* [Brief]: Search the data for the word "color" and copy every line where it occurs.

------------------------------------------------------------

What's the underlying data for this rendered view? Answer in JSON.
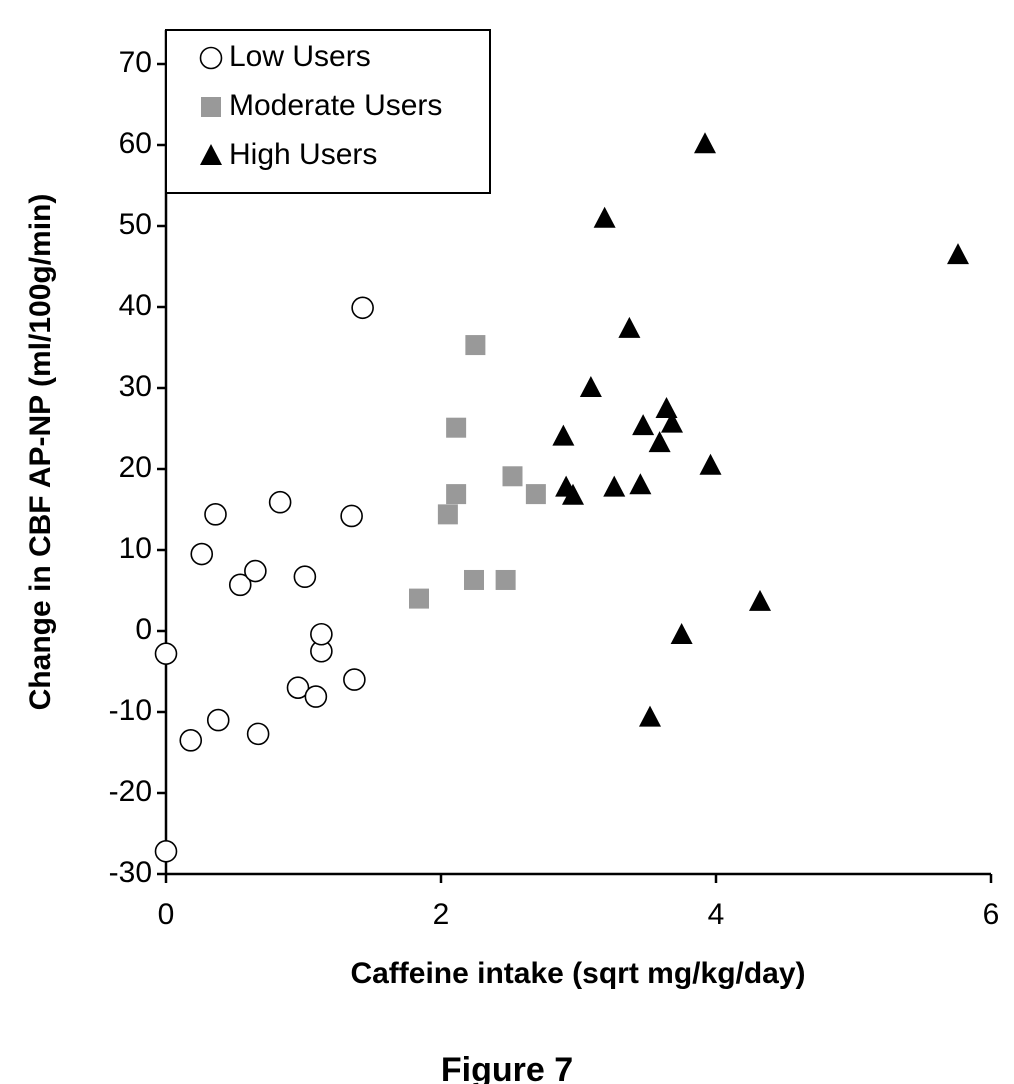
{
  "chart_data": {
    "type": "scatter",
    "title": "Figure 7",
    "x_label": "Caffeine intake (sqrt mg/kg/day)",
    "y_label": "Change in CBF AP-NP (ml/100g/min)",
    "xlim": [
      0,
      6
    ],
    "xticks": [
      0,
      2,
      4,
      6
    ],
    "ylim": [
      -30,
      70
    ],
    "yticks": [
      -30,
      -20,
      -10,
      0,
      10,
      20,
      30,
      40,
      50,
      60,
      70
    ],
    "grid": false,
    "legend": "upper left",
    "series": [
      {
        "name": "Low Users",
        "color": "#ffffff",
        "marker": "circle",
        "x": [
          0,
          0,
          0.18,
          0.26,
          0.36,
          0.38,
          0.54,
          0.65,
          0.67,
          0.83,
          0.96,
          1.01,
          1.09,
          1.13,
          1.13,
          1.35,
          1.37,
          1.43
        ],
        "values": [
          -2.8,
          -27.2,
          -13.5,
          9.5,
          14.4,
          -11,
          5.7,
          7.4,
          -12.7,
          15.9,
          -7,
          6.7,
          -8.1,
          -2.5,
          -0.4,
          14.2,
          -6,
          39.9
        ]
      },
      {
        "name": "Moderate Users",
        "color": "#999999",
        "marker": "square",
        "x": [
          1.84,
          2.05,
          2.11,
          2.11,
          2.24,
          2.25,
          2.47,
          2.52,
          2.69
        ],
        "values": [
          4,
          14.4,
          25.1,
          16.9,
          6.3,
          35.3,
          6.3,
          19.1,
          16.9
        ]
      },
      {
        "name": "High Users",
        "color": "#000000",
        "marker": "triangle",
        "x": [
          2.89,
          2.91,
          2.96,
          3.09,
          3.19,
          3.26,
          3.37,
          3.45,
          3.47,
          3.52,
          3.59,
          3.64,
          3.68,
          3.75,
          3.92,
          3.96,
          4.32,
          5.76
        ],
        "values": [
          24,
          17.7,
          16.7,
          30,
          50.9,
          17.7,
          37.3,
          18,
          25.3,
          -10.7,
          23.2,
          27.4,
          25.6,
          -0.5,
          60.1,
          20.4,
          3.6,
          46.4
        ]
      }
    ]
  }
}
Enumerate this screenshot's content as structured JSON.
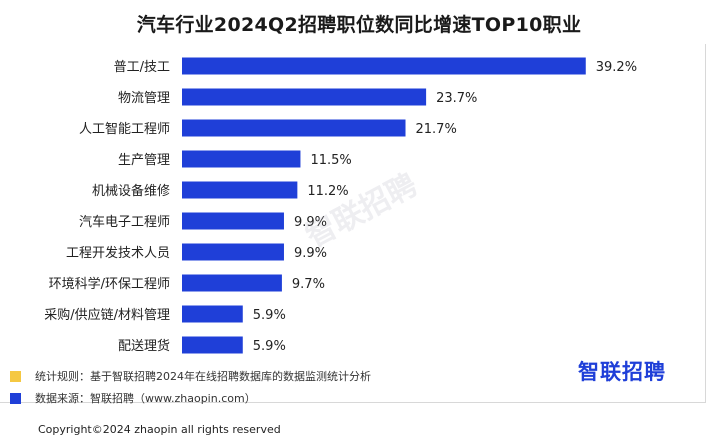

------------------------------------------------------------

* [Full output]:
        "color": "#ffffff",
        "color": "#999999",
        "color": "#000000",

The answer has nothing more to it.